## Aim of the task
Pictures do not belong in the copy; quote every entry below exactly.

## Material

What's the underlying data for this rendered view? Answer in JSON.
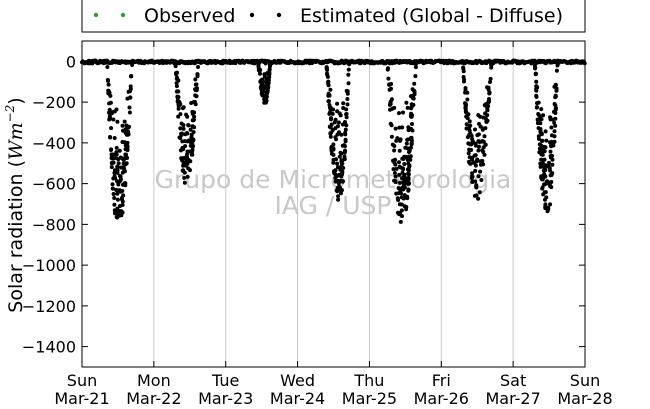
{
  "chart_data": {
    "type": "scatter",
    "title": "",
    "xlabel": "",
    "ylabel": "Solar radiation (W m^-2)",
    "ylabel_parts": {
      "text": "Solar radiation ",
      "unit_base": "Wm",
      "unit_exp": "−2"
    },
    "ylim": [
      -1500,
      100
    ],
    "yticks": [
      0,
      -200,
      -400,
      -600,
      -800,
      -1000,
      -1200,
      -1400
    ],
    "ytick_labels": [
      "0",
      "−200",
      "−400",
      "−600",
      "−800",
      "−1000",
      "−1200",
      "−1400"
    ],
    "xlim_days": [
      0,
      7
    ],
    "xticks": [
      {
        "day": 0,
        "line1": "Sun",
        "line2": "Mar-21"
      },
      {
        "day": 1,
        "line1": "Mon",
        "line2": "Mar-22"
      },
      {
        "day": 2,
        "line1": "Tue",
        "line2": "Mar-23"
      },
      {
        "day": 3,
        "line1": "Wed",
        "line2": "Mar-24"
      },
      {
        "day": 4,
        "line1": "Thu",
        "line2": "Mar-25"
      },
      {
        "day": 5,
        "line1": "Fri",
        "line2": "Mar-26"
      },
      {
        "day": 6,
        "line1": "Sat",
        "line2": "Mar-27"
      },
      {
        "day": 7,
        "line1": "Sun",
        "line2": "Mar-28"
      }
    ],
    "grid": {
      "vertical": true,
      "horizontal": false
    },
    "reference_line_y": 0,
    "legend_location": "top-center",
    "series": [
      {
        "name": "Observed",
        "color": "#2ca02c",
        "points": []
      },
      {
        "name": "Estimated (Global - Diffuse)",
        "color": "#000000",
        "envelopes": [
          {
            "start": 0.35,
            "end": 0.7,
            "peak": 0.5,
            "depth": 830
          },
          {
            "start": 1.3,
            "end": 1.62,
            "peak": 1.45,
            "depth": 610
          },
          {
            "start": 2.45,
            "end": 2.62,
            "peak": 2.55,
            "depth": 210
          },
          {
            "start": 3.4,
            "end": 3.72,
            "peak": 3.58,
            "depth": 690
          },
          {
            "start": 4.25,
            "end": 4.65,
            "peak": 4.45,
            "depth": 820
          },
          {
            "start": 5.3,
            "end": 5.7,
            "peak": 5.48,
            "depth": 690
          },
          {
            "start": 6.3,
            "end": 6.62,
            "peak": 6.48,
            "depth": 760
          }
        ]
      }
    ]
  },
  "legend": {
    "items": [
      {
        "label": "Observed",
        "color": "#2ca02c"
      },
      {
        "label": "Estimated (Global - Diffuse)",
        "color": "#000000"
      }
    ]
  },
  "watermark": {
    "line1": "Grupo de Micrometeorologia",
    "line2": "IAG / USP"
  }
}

## Correct output
What's the underlying data for this rendered view? Answer in JSON.
{
  "chart_data": {
    "type": "scatter",
    "title": "",
    "xlabel": "",
    "ylabel": "Solar radiation (W m^-2)",
    "ylabel_parts": {
      "text": "Solar radiation ",
      "unit_base": "Wm",
      "unit_exp": "−2"
    },
    "ylim": [
      -1500,
      100
    ],
    "yticks": [
      0,
      -200,
      -400,
      -600,
      -800,
      -1000,
      -1200,
      -1400
    ],
    "ytick_labels": [
      "0",
      "−200",
      "−400",
      "−600",
      "−800",
      "−1000",
      "−1200",
      "−1400"
    ],
    "xlim_days": [
      0,
      7
    ],
    "xticks": [
      {
        "day": 0,
        "line1": "Sun",
        "line2": "Mar-21"
      },
      {
        "day": 1,
        "line1": "Mon",
        "line2": "Mar-22"
      },
      {
        "day": 2,
        "line1": "Tue",
        "line2": "Mar-23"
      },
      {
        "day": 3,
        "line1": "Wed",
        "line2": "Mar-24"
      },
      {
        "day": 4,
        "line1": "Thu",
        "line2": "Mar-25"
      },
      {
        "day": 5,
        "line1": "Fri",
        "line2": "Mar-26"
      },
      {
        "day": 6,
        "line1": "Sat",
        "line2": "Mar-27"
      },
      {
        "day": 7,
        "line1": "Sun",
        "line2": "Mar-28"
      }
    ],
    "grid": {
      "vertical": true,
      "horizontal": false
    },
    "reference_line_y": 0,
    "legend_location": "top-center",
    "series": [
      {
        "name": "Observed",
        "color": "#2ca02c",
        "points": []
      },
      {
        "name": "Estimated (Global - Diffuse)",
        "color": "#000000",
        "envelopes": [
          {
            "start": 0.35,
            "end": 0.7,
            "peak": 0.5,
            "depth": 830
          },
          {
            "start": 1.3,
            "end": 1.62,
            "peak": 1.45,
            "depth": 610
          },
          {
            "start": 2.45,
            "end": 2.62,
            "peak": 2.55,
            "depth": 210
          },
          {
            "start": 3.4,
            "end": 3.72,
            "peak": 3.58,
            "depth": 690
          },
          {
            "start": 4.25,
            "end": 4.65,
            "peak": 4.45,
            "depth": 820
          },
          {
            "start": 5.3,
            "end": 5.7,
            "peak": 5.48,
            "depth": 690
          },
          {
            "start": 6.3,
            "end": 6.62,
            "peak": 6.48,
            "depth": 760
          }
        ]
      }
    ]
  },
  "legend": {
    "items": [
      {
        "label": "Observed",
        "color": "#2ca02c"
      },
      {
        "label": "Estimated (Global - Diffuse)",
        "color": "#000000"
      }
    ]
  },
  "watermark": {
    "line1": "Grupo de Micrometeorologia",
    "line2": "IAG / USP"
  }
}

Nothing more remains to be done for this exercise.